Report how many lines in the records hold the string "true"; give the number and nothing else.
= = = =
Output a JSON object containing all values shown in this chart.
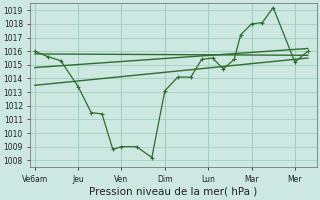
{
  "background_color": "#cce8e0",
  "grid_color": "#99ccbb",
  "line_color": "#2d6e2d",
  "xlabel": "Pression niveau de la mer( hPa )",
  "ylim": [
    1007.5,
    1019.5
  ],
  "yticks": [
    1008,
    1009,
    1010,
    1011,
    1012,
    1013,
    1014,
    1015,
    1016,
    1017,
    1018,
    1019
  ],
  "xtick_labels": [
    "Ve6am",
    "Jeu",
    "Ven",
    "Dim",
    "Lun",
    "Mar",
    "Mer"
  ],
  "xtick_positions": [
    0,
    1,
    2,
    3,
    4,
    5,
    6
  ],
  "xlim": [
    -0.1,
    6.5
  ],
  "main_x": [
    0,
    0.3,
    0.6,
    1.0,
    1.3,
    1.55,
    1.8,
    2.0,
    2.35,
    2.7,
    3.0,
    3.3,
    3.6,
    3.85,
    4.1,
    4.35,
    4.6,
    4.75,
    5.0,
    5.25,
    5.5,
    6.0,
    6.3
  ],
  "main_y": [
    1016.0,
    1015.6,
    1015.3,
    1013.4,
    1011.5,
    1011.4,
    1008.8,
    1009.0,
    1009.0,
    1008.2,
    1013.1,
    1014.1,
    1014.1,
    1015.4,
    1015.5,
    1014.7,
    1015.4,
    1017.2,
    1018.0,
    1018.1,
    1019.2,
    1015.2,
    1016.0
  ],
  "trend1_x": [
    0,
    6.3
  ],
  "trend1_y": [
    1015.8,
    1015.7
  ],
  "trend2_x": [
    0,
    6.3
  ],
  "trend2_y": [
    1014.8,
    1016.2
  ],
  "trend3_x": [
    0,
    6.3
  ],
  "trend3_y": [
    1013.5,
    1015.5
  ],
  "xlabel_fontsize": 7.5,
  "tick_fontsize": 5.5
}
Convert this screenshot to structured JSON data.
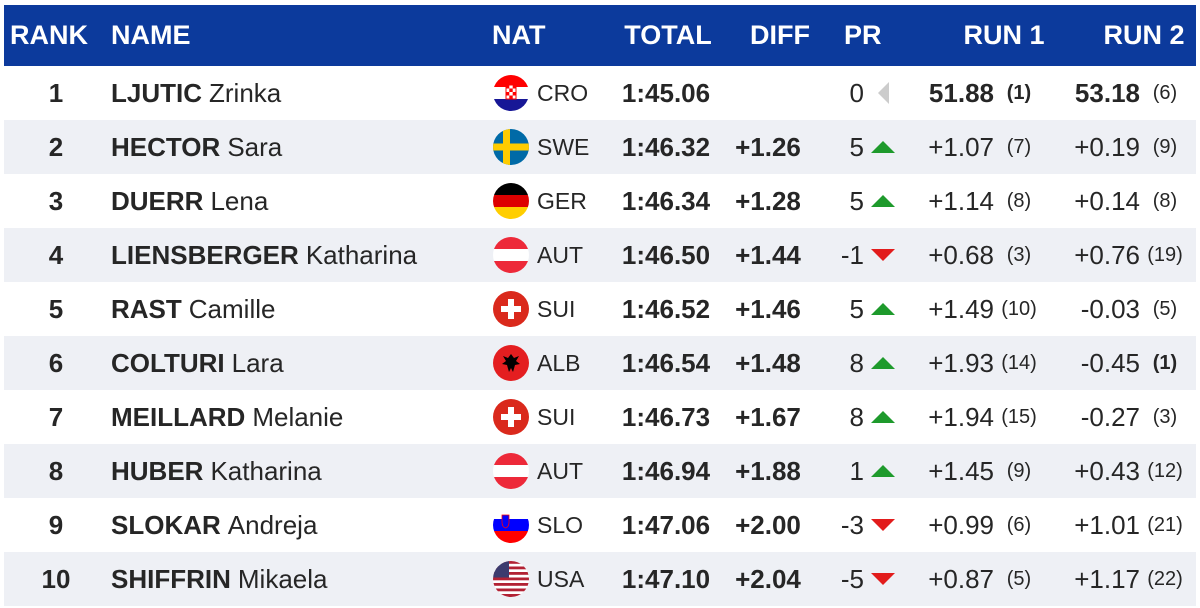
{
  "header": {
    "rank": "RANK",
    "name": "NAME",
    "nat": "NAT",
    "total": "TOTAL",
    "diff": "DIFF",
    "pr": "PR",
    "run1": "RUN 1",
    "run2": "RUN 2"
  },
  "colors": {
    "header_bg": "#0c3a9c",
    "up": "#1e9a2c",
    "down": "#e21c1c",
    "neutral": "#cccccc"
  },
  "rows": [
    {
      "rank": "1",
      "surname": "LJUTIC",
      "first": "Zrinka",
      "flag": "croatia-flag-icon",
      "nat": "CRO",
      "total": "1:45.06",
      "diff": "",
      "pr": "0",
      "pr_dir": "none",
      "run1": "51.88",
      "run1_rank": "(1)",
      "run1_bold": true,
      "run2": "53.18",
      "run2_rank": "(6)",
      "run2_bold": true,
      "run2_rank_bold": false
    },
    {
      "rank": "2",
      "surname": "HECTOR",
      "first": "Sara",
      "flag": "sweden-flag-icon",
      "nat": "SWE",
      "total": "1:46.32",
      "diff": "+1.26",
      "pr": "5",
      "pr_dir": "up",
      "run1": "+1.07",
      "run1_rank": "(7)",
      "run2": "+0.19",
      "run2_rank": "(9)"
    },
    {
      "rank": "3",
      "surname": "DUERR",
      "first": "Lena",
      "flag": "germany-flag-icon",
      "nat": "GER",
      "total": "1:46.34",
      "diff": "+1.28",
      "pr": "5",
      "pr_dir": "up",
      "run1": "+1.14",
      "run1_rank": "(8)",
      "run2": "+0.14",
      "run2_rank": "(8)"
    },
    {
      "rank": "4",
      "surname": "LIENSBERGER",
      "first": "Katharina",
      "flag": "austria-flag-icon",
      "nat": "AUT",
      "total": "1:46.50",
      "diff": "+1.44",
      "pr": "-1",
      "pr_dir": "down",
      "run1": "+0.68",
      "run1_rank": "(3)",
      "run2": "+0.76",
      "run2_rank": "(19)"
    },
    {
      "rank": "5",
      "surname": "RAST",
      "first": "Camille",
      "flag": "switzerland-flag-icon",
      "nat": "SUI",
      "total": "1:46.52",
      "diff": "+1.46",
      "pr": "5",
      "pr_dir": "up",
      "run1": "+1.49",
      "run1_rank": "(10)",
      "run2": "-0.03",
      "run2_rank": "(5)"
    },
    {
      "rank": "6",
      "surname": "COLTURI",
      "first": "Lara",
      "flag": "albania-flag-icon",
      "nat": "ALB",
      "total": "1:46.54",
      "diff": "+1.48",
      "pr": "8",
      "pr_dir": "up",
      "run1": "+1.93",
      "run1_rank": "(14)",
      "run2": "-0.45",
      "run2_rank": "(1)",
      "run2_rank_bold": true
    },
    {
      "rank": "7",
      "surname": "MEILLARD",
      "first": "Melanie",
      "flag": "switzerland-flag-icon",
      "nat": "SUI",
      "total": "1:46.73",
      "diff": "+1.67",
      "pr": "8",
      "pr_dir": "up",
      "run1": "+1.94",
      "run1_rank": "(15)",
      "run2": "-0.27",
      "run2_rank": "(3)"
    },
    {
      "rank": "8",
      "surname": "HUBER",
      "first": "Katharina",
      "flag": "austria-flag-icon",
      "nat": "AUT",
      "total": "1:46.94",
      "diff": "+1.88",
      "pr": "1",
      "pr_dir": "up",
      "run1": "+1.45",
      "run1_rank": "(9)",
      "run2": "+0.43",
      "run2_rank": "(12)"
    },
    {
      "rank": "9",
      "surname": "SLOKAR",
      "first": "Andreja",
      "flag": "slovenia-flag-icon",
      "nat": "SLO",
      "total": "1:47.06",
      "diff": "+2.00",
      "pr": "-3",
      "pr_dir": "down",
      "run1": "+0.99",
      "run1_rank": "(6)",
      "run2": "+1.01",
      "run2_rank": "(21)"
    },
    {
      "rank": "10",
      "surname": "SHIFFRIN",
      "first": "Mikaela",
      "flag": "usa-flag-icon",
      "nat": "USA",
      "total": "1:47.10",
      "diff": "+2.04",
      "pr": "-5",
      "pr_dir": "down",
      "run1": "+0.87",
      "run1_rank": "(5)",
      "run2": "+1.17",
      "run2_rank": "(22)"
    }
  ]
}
= = = =
## Exercise result
3